#### Exercise instructions
Can the data below be set down again exactly, line for line?

________

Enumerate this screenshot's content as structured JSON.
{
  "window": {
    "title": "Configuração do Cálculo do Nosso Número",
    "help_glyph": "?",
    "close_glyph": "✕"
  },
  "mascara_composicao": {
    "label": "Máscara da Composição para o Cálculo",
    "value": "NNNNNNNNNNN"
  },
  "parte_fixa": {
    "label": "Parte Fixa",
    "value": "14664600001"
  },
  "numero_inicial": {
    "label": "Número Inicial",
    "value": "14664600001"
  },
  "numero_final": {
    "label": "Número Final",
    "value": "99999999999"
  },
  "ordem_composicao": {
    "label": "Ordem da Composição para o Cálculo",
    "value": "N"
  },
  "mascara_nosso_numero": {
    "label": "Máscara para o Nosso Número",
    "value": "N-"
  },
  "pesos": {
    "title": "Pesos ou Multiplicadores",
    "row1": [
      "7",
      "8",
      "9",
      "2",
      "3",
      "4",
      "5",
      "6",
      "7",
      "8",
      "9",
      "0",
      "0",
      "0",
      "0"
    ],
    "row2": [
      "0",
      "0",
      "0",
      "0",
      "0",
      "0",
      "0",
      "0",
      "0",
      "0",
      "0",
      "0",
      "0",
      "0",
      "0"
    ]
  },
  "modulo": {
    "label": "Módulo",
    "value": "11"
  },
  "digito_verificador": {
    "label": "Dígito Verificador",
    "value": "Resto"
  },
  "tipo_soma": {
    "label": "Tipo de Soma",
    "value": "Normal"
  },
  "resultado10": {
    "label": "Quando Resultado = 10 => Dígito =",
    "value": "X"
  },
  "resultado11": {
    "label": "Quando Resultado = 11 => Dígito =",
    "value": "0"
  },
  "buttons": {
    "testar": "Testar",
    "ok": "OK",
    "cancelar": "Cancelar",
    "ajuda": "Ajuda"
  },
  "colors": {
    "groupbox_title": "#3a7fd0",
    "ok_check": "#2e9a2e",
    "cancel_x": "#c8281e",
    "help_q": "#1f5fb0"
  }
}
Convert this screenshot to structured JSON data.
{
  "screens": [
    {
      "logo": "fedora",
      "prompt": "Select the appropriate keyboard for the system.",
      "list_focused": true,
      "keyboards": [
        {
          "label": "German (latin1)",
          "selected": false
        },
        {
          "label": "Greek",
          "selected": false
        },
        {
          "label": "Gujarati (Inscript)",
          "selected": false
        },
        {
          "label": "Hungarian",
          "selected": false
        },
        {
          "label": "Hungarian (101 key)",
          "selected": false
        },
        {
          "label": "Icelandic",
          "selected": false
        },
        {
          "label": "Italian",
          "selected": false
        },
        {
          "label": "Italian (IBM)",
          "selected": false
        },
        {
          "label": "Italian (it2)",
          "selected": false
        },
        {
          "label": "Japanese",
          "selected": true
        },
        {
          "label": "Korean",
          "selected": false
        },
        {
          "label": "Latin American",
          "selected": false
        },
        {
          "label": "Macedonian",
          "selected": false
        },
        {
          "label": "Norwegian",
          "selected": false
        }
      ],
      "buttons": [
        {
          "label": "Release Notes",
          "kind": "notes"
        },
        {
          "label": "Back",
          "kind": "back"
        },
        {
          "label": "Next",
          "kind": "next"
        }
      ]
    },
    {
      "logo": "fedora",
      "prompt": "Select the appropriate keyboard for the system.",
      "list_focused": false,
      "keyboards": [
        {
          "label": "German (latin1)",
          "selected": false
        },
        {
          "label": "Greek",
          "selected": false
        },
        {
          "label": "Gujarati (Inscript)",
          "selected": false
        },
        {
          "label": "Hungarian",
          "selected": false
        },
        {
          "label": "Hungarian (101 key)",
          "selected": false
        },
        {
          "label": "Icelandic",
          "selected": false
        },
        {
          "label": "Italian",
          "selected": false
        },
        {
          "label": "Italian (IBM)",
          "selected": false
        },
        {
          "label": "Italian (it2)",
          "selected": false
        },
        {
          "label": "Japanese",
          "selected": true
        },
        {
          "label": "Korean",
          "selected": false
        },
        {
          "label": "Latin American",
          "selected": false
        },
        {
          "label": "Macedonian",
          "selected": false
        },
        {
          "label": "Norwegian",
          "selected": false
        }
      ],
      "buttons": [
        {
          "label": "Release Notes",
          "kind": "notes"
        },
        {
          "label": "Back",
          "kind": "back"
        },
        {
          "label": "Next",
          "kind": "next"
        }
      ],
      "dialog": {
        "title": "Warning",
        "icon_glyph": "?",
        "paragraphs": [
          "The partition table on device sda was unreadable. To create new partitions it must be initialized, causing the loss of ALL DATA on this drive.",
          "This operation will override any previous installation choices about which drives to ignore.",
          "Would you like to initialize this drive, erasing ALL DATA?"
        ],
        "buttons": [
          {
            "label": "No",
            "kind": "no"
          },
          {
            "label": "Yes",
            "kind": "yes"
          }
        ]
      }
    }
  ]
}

________

#### Solution to the exercise
Enumerate this screenshot's content as structured JSON.
{
  "window": {
    "title": "Configuração do Cálculo do Nosso Número",
    "help_glyph": "?",
    "close_glyph": "✕"
  },
  "mascara_composicao": {
    "label": "Máscara da Composição para o Cálculo",
    "value": "NNNNNNNNNNN"
  },
  "parte_fixa": {
    "label": "Parte Fixa",
    "value": "14664600001"
  },
  "numero_inicial": {
    "label": "Número Inicial",
    "value": "14664600001"
  },
  "numero_final": {
    "label": "Número Final",
    "value": "99999999999"
  },
  "ordem_composicao": {
    "label": "Ordem da Composição para o Cálculo",
    "value": "N"
  },
  "mascara_nosso_numero": {
    "label": "Máscara para o Nosso Número",
    "value": "N-"
  },
  "pesos": {
    "title": "Pesos ou Multiplicadores",
    "row1": [
      "7",
      "8",
      "9",
      "2",
      "3",
      "4",
      "5",
      "6",
      "7",
      "8",
      "9",
      "0",
      "0",
      "0",
      "0"
    ],
    "row2": [
      "0",
      "0",
      "0",
      "0",
      "0",
      "0",
      "0",
      "0",
      "0",
      "0",
      "0",
      "0",
      "0",
      "0",
      "0"
    ]
  },
  "modulo": {
    "label": "Módulo",
    "value": "11"
  },
  "digito_verificador": {
    "label": "Dígito Verificador",
    "value": "Resto"
  },
  "tipo_soma": {
    "label": "Tipo de Soma",
    "value": "Normal"
  },
  "resultado10": {
    "label": "Quando Resultado = 10 => Dígito =",
    "value": "X"
  },
  "resultado11": {
    "label": "Quando Resultado = 11 => Dígito =",
    "value": "0"
  },
  "buttons": {
    "testar": "Testar",
    "ok": "OK",
    "cancelar": "Cancelar",
    "ajuda": "Ajuda"
  },
  "colors": {
    "groupbox_title": "#3a7fd0",
    "ok_check": "#2e9a2e",
    "cancel_x": "#c8281e",
    "help_q": "#1f5fb0"
  }
}
Convert this screenshot to structured JSON data.
{
  "screens": [
    {
      "logo": "fedora",
      "prompt": "Select the appropriate keyboard for the system.",
      "list_focused": true,
      "keyboards": [
        {
          "label": "German (latin1)",
          "selected": false
        },
        {
          "label": "Greek",
          "selected": false
        },
        {
          "label": "Gujarati (Inscript)",
          "selected": false
        },
        {
          "label": "Hungarian",
          "selected": false
        },
        {
          "label": "Hungarian (101 key)",
          "selected": false
        },
        {
          "label": "Icelandic",
          "selected": false
        },
        {
          "label": "Italian",
          "selected": false
        },
        {
          "label": "Italian (IBM)",
          "selected": false
        },
        {
          "label": "Italian (it2)",
          "selected": false
        },
        {
          "label": "Japanese",
          "selected": true
        },
        {
          "label": "Korean",
          "selected": false
        },
        {
          "label": "Latin American",
          "selected": false
        },
        {
          "label": "Macedonian",
          "selected": false
        },
        {
          "label": "Norwegian",
          "selected": false
        }
      ],
      "buttons": [
        {
          "label": "Release Notes",
          "kind": "notes"
        },
        {
          "label": "Back",
          "kind": "back"
        },
        {
          "label": "Next",
          "kind": "next"
        }
      ]
    },
    {
      "logo": "fedora",
      "prompt": "Select the appropriate keyboard for the system.",
      "list_focused": false,
      "keyboards": [
        {
          "label": "German (latin1)",
          "selected": false
        },
        {
          "label": "Greek",
          "selected": false
        },
        {
          "label": "Gujarati (Inscript)",
          "selected": false
        },
        {
          "label": "Hungarian",
          "selected": false
        },
        {
          "label": "Hungarian (101 key)",
          "selected": false
        },
        {
          "label": "Icelandic",
          "selected": false
        },
        {
          "label": "Italian",
          "selected": false
        },
        {
          "label": "Italian (IBM)",
          "selected": false
        },
        {
          "label": "Italian (it2)",
          "selected": false
        },
        {
          "label": "Japanese",
          "selected": true
        },
        {
          "label": "Korean",
          "selected": false
        },
        {
          "label": "Latin American",
          "selected": false
        },
        {
          "label": "Macedonian",
          "selected": false
        },
        {
          "label": "Norwegian",
          "selected": false
        }
      ],
      "buttons": [
        {
          "label": "Release Notes",
          "kind": "notes"
        },
        {
          "label": "Back",
          "kind": "back"
        },
        {
          "label": "Next",
          "kind": "next"
        }
      ],
      "dialog": {
        "title": "Warning",
        "icon_glyph": "?",
        "paragraphs": [
          "The partition table on device sda was unreadable. To create new partitions it must be initialized, causing the loss of ALL DATA on this drive.",
          "This operation will override any previous installation choices about which drives to ignore.",
          "Would you like to initialize this drive, erasing ALL DATA?"
        ],
        "buttons": [
          {
            "label": "No",
            "kind": "no"
          },
          {
            "label": "Yes",
            "kind": "yes"
          }
        ]
      }
    }
  ]
}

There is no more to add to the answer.